#### EXERCISE REQUIREMENTS
Search the material for the string "настоящего" and copy each line where it occurs.
-- begin --
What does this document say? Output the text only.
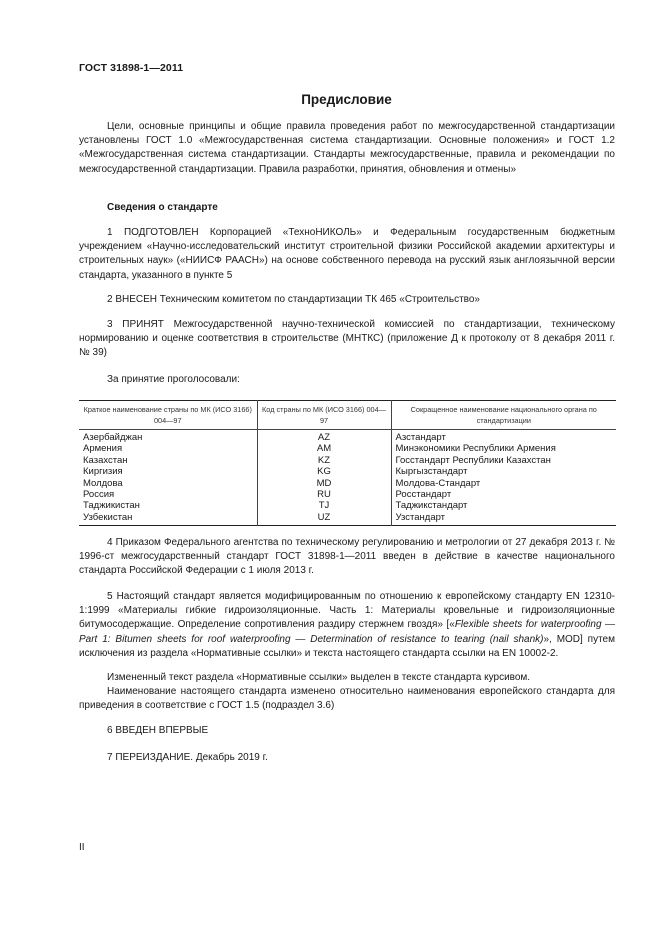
ГОСТ 31898-1—2011
Предисловие

Цели, основные принципы и общие правила проведения работ по межгосударственной стандартизации установлены ГОСТ 1.0 «Межгосударственная система стандартизации. Основные положения» и ГОСТ 1.2 «Межгосударственная система стандартизации. Стандарты межгосударственные, правила и рекомендации по межгосударственной стандартизации. Правила разработки, принятия, обновления и отмены»

Сведения о стандарте

1 ПОДГОТОВЛЕН Корпорацией «ТехноНИКОЛЬ» и Федеральным государственным бюджетным учреждением «Научно-исследовательский институт строительной физики Российской академии архитектуры и строительных наук» («НИИСФ РААСН») на основе собственного перевода на русский язык англоязычной версии стандарта, указанного в пункте 5

2 ВНЕСЕН Техническим комитетом по стандартизации ТК 465 «Строительство»

3 ПРИНЯТ Межгосударственной научно-технической комиссией по стандартизации, техническому нормированию и оценке соответствия в строительстве (МНТКС) (приложение Д к протоколу от 8 декабря 2011 г. № 39)

За принятие проголосовали:
Краткое наименование страны по МК (ИСО 3166) 004—97	Код страны по МК (ИСО 3166) 004—97	Сокращенное наименование национального органа по стандартизации
Азербайджан	AZ	Азстандарт
Армения	AM	Минэкономики Республики Армения
Казахстан	KZ	Госстандарт Республики Казахстан
Киргизия	KG	Кыргызстандарт
Молдова	MD	Молдова-Стандарт
Россия	RU	Росстандарт
Таджикистан	TJ	Таджикстандарт
Узбекистан	UZ	Узстандарт

4 Приказом Федерального агентства по техническому регулированию и метрологии от 27 декабря 2013 г. № 1996-ст межгосударственный стандарт ГОСТ 31898-1—2011 введен в действие в качестве национального стандарта Российской Федерации с 1 июля 2013 г.

5 Настоящий стандарт является модифицированным по отношению к европейскому стандарту EN 12310-1:1999 «Материалы гибкие гидроизоляционные. Часть 1: Материалы кровельные и гидроизоляционные битумосодержащие. Определение сопротивления раздиру стержнем гвоздя» [«Flexible sheets for waterproofing — Part 1: Bitumen sheets for roof waterproofing — Determination of resistance to tearing (nail shank)», MOD] путем исключения из раздела «Нормативные ссылки» и текста настоящего стандарта ссылки на EN 10002-2.

Измененный текст раздела «Нормативные ссылки» выделен в тексте стандарта курсивом.

Наименование настоящего стандарта изменено относительно наименования европейского стандарта для приведения в соответствие с ГОСТ 1.5 (подраздел 3.6)

6 ВВЕДЕН ВПЕРВЫЕ

7 ПЕРЕИЗДАНИЕ. Декабрь 2019 г.

II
-- end --
#### FULL SOLUTION
5 Настоящий стандарт является модифицированным по отношению к европейскому стандарту EN 12310-1:1999 «Материалы гибкие гидроизоляционные. Часть 1: Материалы кровельные и гидроизоляционные битумосодержащие. Определение сопротивления раздиру стержнем гвоздя» [«Flexible sheets for waterproofing — Part 1: Bitumen sheets for roof waterproofing — Determination of resistance to tearing (nail shank)», MOD] путем исключения из раздела «Нормативные ссылки» и текста настоящего стандарта ссылки на EN 10002-2.
Наименование настоящего стандарта изменено относительно наименования европейского стандарта для приведения в соответствие с ГОСТ 1.5 (подраздел 3.6)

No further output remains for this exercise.